[Start]
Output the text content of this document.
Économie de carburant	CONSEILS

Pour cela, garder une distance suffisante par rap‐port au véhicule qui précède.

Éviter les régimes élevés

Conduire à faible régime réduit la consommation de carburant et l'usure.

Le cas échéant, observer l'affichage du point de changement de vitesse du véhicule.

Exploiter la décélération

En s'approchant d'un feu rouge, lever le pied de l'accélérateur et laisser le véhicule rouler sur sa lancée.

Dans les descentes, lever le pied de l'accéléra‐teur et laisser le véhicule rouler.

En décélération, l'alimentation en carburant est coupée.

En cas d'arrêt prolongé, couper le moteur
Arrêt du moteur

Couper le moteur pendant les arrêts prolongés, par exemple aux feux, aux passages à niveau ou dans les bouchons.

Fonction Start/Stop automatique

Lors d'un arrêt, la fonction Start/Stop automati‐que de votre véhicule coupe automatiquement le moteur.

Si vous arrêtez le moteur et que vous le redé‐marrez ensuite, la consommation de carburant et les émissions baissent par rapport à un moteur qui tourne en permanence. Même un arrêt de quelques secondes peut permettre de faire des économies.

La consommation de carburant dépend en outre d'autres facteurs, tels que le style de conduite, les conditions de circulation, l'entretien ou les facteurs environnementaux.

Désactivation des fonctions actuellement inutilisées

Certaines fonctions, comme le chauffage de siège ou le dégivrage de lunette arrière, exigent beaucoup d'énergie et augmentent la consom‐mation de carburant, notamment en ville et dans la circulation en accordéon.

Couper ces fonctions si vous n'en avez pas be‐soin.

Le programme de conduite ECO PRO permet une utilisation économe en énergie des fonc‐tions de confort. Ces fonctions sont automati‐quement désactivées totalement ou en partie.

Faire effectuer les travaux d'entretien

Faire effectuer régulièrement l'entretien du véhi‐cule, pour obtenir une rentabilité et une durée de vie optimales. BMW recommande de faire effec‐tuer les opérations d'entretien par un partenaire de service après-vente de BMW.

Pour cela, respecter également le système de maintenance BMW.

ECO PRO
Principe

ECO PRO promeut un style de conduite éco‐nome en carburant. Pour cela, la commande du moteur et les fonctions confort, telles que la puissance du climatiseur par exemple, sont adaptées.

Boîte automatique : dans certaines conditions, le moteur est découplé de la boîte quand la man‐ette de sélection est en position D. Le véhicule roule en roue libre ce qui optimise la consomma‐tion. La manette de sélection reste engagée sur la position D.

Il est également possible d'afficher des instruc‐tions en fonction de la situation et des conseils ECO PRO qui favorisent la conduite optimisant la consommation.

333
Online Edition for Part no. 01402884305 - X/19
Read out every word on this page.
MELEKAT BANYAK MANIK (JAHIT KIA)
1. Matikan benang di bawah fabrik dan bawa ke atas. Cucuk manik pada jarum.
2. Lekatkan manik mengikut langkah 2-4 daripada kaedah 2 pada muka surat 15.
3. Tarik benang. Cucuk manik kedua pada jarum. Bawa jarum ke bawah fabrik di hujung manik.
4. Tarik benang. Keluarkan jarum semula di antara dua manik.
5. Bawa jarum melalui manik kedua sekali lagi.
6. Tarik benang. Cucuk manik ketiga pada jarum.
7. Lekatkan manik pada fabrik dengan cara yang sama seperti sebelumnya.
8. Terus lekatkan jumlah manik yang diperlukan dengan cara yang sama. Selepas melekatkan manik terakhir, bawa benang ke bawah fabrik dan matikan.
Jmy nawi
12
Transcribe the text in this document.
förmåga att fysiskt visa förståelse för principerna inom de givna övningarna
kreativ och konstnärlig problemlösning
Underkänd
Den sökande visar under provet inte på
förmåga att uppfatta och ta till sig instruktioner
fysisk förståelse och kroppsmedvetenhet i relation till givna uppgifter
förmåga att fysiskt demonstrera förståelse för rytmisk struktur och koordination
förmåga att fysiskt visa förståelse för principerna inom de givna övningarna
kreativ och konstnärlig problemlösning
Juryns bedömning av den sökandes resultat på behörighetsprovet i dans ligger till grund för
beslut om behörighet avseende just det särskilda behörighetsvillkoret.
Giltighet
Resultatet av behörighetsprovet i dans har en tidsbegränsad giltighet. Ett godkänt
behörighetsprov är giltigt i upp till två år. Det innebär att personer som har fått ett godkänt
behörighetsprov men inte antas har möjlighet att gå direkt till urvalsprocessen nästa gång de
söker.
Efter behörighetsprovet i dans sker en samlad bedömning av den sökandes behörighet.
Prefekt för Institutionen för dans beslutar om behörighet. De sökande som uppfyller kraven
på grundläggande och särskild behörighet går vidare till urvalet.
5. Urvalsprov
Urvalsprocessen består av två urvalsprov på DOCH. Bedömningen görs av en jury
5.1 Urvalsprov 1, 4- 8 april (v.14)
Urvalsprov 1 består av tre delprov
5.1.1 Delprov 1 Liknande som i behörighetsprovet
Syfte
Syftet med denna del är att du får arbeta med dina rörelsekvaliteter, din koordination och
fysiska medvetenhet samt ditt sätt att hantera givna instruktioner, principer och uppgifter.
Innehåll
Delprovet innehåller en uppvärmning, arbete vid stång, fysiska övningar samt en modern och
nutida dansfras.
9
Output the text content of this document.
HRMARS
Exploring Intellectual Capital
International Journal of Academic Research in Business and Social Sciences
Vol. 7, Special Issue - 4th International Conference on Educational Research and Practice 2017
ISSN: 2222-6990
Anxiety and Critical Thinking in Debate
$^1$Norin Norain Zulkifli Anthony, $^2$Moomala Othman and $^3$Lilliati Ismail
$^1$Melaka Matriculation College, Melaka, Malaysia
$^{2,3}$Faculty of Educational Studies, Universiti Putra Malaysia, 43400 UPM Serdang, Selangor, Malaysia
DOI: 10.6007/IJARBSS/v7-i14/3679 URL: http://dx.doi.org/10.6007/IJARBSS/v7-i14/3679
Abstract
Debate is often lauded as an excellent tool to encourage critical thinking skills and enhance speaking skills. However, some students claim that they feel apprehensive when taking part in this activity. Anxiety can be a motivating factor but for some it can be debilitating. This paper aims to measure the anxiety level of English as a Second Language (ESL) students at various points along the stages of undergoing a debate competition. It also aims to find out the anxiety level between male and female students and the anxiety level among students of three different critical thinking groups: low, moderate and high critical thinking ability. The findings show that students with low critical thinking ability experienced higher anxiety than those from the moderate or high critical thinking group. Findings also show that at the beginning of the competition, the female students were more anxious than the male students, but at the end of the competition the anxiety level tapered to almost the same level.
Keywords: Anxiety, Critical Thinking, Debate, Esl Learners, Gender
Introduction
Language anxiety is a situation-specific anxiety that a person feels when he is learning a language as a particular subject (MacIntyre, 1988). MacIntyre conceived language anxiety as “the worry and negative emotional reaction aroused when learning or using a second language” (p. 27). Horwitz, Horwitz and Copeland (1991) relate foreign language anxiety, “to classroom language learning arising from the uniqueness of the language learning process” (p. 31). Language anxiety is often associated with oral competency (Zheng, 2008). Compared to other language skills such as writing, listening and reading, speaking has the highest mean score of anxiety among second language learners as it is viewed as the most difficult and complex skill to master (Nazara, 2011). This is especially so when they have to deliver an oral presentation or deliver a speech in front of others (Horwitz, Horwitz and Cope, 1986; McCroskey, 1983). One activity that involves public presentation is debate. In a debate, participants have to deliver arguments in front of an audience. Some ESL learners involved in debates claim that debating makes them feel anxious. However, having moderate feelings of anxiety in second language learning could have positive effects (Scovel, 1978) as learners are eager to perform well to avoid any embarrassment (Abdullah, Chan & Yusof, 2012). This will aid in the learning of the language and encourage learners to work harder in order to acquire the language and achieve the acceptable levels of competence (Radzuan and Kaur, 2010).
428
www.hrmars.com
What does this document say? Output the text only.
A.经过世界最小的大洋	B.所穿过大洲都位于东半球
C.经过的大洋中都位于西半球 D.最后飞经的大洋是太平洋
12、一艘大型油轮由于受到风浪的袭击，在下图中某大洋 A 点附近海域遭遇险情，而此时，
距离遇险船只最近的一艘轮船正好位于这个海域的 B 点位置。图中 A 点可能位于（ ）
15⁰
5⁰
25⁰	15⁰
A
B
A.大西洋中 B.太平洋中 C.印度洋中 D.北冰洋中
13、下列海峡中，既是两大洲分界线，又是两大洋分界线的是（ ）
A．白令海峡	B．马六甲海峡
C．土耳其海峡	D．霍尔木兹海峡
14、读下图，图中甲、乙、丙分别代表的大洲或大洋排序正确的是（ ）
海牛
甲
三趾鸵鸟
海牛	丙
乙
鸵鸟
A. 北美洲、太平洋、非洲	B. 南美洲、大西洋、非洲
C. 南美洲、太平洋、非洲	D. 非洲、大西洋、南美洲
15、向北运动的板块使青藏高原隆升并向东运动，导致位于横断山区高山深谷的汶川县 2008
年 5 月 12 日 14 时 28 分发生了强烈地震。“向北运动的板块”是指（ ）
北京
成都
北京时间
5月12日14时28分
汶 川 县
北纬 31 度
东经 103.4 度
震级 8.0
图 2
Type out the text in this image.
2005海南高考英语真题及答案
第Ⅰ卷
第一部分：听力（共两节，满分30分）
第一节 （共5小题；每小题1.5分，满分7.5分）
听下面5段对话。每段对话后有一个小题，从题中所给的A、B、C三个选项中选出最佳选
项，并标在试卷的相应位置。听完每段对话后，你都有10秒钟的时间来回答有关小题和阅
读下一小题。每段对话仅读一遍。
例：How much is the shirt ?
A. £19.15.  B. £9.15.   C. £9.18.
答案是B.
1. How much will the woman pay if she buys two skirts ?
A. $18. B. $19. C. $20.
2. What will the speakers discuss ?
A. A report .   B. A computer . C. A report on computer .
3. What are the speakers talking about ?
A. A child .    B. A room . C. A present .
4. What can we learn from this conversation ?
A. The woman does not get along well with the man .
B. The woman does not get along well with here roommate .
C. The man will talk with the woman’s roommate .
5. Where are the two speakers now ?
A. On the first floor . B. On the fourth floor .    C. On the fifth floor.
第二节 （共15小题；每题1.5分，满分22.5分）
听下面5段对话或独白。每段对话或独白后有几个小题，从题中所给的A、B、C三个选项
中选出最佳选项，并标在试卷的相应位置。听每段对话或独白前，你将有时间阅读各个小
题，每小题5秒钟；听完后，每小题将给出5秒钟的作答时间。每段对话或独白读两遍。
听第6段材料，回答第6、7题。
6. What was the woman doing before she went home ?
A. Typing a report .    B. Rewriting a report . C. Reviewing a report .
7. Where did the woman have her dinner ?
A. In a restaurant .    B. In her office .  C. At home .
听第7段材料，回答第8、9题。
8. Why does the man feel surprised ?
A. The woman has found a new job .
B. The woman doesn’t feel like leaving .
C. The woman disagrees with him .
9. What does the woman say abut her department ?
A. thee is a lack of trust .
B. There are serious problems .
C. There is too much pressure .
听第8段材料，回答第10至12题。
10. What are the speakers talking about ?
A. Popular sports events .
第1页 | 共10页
[End]
■ **Stated task**: Using the data above, copy each line that contains "moteur".

■ **Solution to this problem**:
En cas d'arrêt prolongé, couper le moteur
Arrêt du moteur
Couper le moteur pendant les arrêts prolongés, par exemple aux feux, aux passages à niveau ou dans les bouchons.
Lors d'un arrêt, la fonction Start/Stop automati‐que de votre véhicule coupe automatiquement le moteur.
Si vous arrêtez le moteur et que vous le redé‐marrez ensuite, la consommation de carburant et les émissions baissent par rapport à un moteur qui tourne en permanence. Même un arrêt de quelques secondes peut permettre de faire des économies.
ECO PRO promeut un style de conduite éco‐nome en carburant. Pour cela, la commande du moteur et les fonctions confort, telles que la puissance du climatiseur par exemple, sont adaptées.
Boîte automatique : dans certaines conditions, le moteur est découplé de la boîte quand la man‐ette de sélection est en position D. Le véhicule roule en roue libre ce qui optimise la consomma‐tion. La manette de sélection reste engagée sur la position D.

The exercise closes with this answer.